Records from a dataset
-- BEGIN --

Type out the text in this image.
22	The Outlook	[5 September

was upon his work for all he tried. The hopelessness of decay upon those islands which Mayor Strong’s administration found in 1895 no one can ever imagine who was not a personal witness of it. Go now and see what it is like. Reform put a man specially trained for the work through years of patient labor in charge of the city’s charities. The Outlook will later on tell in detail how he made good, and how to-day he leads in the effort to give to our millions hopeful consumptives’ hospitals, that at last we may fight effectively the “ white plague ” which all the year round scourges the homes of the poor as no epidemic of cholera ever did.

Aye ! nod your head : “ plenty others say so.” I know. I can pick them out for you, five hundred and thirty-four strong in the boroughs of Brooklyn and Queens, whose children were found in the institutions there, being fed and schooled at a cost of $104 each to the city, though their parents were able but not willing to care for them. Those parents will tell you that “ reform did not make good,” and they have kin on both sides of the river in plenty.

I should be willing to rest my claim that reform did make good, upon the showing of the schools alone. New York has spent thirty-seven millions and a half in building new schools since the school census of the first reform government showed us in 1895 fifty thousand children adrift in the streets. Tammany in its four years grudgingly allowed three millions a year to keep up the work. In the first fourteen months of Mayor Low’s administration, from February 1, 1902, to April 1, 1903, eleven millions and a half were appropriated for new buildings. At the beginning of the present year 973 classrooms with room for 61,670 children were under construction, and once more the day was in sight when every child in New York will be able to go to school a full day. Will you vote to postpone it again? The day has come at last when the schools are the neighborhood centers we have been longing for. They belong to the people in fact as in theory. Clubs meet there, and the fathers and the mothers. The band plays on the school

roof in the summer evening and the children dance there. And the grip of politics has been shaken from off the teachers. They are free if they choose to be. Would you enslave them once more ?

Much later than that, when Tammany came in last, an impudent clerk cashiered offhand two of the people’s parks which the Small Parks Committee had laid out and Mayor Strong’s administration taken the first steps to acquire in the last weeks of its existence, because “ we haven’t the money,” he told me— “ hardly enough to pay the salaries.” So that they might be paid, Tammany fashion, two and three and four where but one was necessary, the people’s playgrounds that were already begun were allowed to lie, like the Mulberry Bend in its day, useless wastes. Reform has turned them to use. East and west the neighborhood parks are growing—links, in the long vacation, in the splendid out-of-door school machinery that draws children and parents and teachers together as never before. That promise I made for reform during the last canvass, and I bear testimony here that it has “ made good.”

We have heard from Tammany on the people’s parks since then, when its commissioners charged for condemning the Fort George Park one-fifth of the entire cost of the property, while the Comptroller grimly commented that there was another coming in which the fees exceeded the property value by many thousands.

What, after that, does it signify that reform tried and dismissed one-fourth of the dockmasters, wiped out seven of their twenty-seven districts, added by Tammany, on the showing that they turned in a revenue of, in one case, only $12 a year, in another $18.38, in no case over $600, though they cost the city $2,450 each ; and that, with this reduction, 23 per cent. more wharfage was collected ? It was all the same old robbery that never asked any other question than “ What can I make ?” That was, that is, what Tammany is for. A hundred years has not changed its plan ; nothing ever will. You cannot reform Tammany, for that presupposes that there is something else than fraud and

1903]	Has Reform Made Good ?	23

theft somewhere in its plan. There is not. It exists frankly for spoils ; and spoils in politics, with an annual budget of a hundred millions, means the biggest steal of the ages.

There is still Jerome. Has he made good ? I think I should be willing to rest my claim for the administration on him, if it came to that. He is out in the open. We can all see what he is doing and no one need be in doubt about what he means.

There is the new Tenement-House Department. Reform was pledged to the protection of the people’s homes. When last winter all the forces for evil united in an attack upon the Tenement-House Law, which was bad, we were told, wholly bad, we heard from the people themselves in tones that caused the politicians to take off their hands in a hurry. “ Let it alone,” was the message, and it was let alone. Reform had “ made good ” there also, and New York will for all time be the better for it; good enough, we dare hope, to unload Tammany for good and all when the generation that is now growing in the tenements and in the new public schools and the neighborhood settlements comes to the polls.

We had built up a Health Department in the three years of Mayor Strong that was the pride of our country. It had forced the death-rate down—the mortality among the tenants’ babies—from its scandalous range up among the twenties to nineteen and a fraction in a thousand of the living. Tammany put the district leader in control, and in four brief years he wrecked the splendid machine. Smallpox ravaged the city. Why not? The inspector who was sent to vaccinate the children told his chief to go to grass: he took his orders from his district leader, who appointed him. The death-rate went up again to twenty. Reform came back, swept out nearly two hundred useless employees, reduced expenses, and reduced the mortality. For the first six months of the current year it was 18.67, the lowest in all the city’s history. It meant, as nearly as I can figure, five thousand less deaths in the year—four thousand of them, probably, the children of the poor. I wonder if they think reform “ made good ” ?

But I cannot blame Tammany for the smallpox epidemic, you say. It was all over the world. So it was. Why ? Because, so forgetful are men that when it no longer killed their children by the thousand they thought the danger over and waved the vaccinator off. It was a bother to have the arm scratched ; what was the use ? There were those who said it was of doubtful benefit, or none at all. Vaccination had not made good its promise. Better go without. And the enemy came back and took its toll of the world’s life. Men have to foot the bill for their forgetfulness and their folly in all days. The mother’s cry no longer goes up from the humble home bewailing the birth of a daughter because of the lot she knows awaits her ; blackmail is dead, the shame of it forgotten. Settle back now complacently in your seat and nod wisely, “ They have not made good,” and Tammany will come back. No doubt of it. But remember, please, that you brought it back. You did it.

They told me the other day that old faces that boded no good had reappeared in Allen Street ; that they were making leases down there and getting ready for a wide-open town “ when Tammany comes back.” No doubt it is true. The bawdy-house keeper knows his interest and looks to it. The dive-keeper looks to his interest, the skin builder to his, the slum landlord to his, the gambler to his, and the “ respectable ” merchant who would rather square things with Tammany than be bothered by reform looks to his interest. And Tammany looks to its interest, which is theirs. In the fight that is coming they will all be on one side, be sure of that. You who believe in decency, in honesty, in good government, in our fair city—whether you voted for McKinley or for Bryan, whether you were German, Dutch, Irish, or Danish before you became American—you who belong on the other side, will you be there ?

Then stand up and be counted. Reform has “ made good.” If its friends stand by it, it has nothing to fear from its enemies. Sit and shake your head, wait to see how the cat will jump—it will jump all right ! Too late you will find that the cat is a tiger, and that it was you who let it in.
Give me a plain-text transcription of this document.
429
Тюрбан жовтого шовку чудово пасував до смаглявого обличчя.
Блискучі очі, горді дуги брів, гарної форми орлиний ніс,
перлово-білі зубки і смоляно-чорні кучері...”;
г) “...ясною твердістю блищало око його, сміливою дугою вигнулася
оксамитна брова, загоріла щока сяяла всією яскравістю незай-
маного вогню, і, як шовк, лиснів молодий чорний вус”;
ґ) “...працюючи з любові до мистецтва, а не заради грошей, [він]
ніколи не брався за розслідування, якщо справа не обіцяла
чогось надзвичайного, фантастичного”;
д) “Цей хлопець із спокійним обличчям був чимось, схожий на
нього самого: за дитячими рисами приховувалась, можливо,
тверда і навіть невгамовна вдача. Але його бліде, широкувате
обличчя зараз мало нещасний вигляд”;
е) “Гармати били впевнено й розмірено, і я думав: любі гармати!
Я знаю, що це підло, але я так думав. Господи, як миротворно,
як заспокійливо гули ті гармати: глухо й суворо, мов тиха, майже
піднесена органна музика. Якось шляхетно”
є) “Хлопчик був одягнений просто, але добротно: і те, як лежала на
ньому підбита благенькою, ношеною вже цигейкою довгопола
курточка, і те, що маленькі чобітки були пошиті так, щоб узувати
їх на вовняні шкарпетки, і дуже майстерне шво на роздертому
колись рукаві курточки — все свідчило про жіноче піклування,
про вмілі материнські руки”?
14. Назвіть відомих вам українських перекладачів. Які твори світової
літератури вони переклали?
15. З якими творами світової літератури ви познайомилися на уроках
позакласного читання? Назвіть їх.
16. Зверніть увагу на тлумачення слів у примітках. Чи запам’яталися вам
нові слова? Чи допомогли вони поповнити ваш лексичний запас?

-- END --

Extract all of the data shown above without alteration.

Type out the text in this image.
22	The Outlook	[5 September

was upon his work for all he tried. The hopelessness of decay upon those islands which Mayor Strong’s administration found in 1895 no one can ever imagine who was not a personal witness of it. Go now and see what it is like. Reform put a man specially trained for the work through years of patient labor in charge of the city’s charities. The Outlook will later on tell in detail how he made good, and how to-day he leads in the effort to give to our millions hopeful consumptives’ hospitals, that at last we may fight effectively the “ white plague ” which all the year round scourges the homes of the poor as no epidemic of cholera ever did.

Aye ! nod your head : “ plenty others say so.” I know. I can pick them out for you, five hundred and thirty-four strong in the boroughs of Brooklyn and Queens, whose children were found in the institutions there, being fed and schooled at a cost of $104 each to the city, though their parents were able but not willing to care for them. Those parents will tell you that “ reform did not make good,” and they have kin on both sides of the river in plenty.

I should be willing to rest my claim that reform did make good, upon the showing of the schools alone. New York has spent thirty-seven millions and a half in building new schools since the school census of the first reform government showed us in 1895 fifty thousand children adrift in the streets. Tammany in its four years grudgingly allowed three millions a year to keep up the work. In the first fourteen months of Mayor Low’s administration, from February 1, 1902, to April 1, 1903, eleven millions and a half were appropriated for new buildings. At the beginning of the present year 973 classrooms with room for 61,670 children were under construction, and once more the day was in sight when every child in New York will be able to go to school a full day. Will you vote to postpone it again? The day has come at last when the schools are the neighborhood centers we have been longing for. They belong to the people in fact as in theory. Clubs meet there, and the fathers and the mothers. The band plays on the school

roof in the summer evening and the children dance there. And the grip of politics has been shaken from off the teachers. They are free if they choose to be. Would you enslave them once more ?

Much later than that, when Tammany came in last, an impudent clerk cashiered offhand two of the people’s parks which the Small Parks Committee had laid out and Mayor Strong’s administration taken the first steps to acquire in the last weeks of its existence, because “ we haven’t the money,” he told me— “ hardly enough to pay the salaries.” So that they might be paid, Tammany fashion, two and three and four where but one was necessary, the people’s playgrounds that were already begun were allowed to lie, like the Mulberry Bend in its day, useless wastes. Reform has turned them to use. East and west the neighborhood parks are growing—links, in the long vacation, in the splendid out-of-door school machinery that draws children and parents and teachers together as never before. That promise I made for reform during the last canvass, and I bear testimony here that it has “ made good.”

We have heard from Tammany on the people’s parks since then, when its commissioners charged for condemning the Fort George Park one-fifth of the entire cost of the property, while the Comptroller grimly commented that there was another coming in which the fees exceeded the property value by many thousands.

What, after that, does it signify that reform tried and dismissed one-fourth of the dockmasters, wiped out seven of their twenty-seven districts, added by Tammany, on the showing that they turned in a revenue of, in one case, only $12 a year, in another $18.38, in no case over $600, though they cost the city $2,450 each ; and that, with this reduction, 23 per cent. more wharfage was collected ? It was all the same old robbery that never asked any other question than “ What can I make ?” That was, that is, what Tammany is for. A hundred years has not changed its plan ; nothing ever will. You cannot reform Tammany, for that presupposes that there is something else than fraud and

1903]	Has Reform Made Good ?	23

theft somewhere in its plan. There is not. It exists frankly for spoils ; and spoils in politics, with an annual budget of a hundred millions, means the biggest steal of the ages.

There is still Jerome. Has he made good ? I think I should be willing to rest my claim for the administration on him, if it came to that. He is out in the open. We can all see what he is doing and no one need be in doubt about what he means.

There is the new Tenement-House Department. Reform was pledged to the protection of the people’s homes. When last winter all the forces for evil united in an attack upon the Tenement-House Law, which was bad, we were told, wholly bad, we heard from the people themselves in tones that caused the politicians to take off their hands in a hurry. “ Let it alone,” was the message, and it was let alone. Reform had “ made good ” there also, and New York will for all time be the better for it; good enough, we dare hope, to unload Tammany for good and all when the generation that is now growing in the tenements and in the new public schools and the neighborhood settlements comes to the polls.

We had built up a Health Department in the three years of Mayor Strong that was the pride of our country. It had forced the death-rate down—the mortality among the tenants’ babies—from its scandalous range up among the twenties to nineteen and a fraction in a thousand of the living. Tammany put the district leader in control, and in four brief years he wrecked the splendid machine. Smallpox ravaged the city. Why not? The inspector who was sent to vaccinate the children told his chief to go to grass: he took his orders from his district leader, who appointed him. The death-rate went up again to twenty. Reform came back, swept out nearly two hundred useless employees, reduced expenses, and reduced the mortality. For the first six months of the current year it was 18.67, the lowest in all the city’s history. It meant, as nearly as I can figure, five thousand less deaths in the year—four thousand of them, probably, the children of the poor. I wonder if they think reform “ made good ” ?

But I cannot blame Tammany for the smallpox epidemic, you say. It was all over the world. So it was. Why ? Because, so forgetful are men that when it no longer killed their children by the thousand they thought the danger over and waved the vaccinator off. It was a bother to have the arm scratched ; what was the use ? There were those who said it was of doubtful benefit, or none at all. Vaccination had not made good its promise. Better go without. And the enemy came back and took its toll of the world’s life. Men have to foot the bill for their forgetfulness and their folly in all days. The mother’s cry no longer goes up from the humble home bewailing the birth of a daughter because of the lot she knows awaits her ; blackmail is dead, the shame of it forgotten. Settle back now complacently in your seat and nod wisely, “ They have not made good,” and Tammany will come back. No doubt of it. But remember, please, that you brought it back. You did it.

They told me the other day that old faces that boded no good had reappeared in Allen Street ; that they were making leases down there and getting ready for a wide-open town “ when Tammany comes back.” No doubt it is true. The bawdy-house keeper knows his interest and looks to it. The dive-keeper looks to his interest, the skin builder to his, the slum landlord to his, the gambler to his, and the “ respectable ” merchant who would rather square things with Tammany than be bothered by reform looks to his interest. And Tammany looks to its interest, which is theirs. In the fight that is coming they will all be on one side, be sure of that. You who believe in decency, in honesty, in good government, in our fair city—whether you voted for McKinley or for Bryan, whether you were German, Dutch, Irish, or Danish before you became American—you who belong on the other side, will you be there ?

Then stand up and be counted. Reform has “ made good.” If its friends stand by it, it has nothing to fear from its enemies. Sit and shake your head, wait to see how the cat will jump—it will jump all right ! Too late you will find that the cat is a tiger, and that it was you who let it in.
Give me a plain-text transcription of this document.
429
Тюрбан жовтого шовку чудово пасував до смаглявого обличчя.
Блискучі очі, горді дуги брів, гарної форми орлиний ніс,
перлово-білі зубки і смоляно-чорні кучері...”;
г) “...ясною твердістю блищало око його, сміливою дугою вигнулася
оксамитна брова, загоріла щока сяяла всією яскравістю незай-
маного вогню, і, як шовк, лиснів молодий чорний вус”;
ґ) “...працюючи з любові до мистецтва, а не заради грошей, [він]
ніколи не брався за розслідування, якщо справа не обіцяла
чогось надзвичайного, фантастичного”;
д) “Цей хлопець із спокійним обличчям був чимось, схожий на
нього самого: за дитячими рисами приховувалась, можливо,
тверда і навіть невгамовна вдача. Але його бліде, широкувате
обличчя зараз мало нещасний вигляд”;
е) “Гармати били впевнено й розмірено, і я думав: любі гармати!
Я знаю, що це підло, але я так думав. Господи, як миротворно,
як заспокійливо гули ті гармати: глухо й суворо, мов тиха, майже
піднесена органна музика. Якось шляхетно”
є) “Хлопчик був одягнений просто, але добротно: і те, як лежала на
ньому підбита благенькою, ношеною вже цигейкою довгопола
курточка, і те, що маленькі чобітки були пошиті так, щоб узувати
їх на вовняні шкарпетки, і дуже майстерне шво на роздертому
колись рукаві курточки — все свідчило про жіноче піклування,
про вмілі материнські руки”?
14. Назвіть відомих вам українських перекладачів. Які твори світової
літератури вони переклали?
15. З якими творами світової літератури ви познайомилися на уроках
позакласного читання? Назвіть їх.
16. Зверніть увагу на тлумачення слів у примітках. Чи запам’яталися вам
нові слова? Чи допомогли вони поповнити ваш лексичний запас?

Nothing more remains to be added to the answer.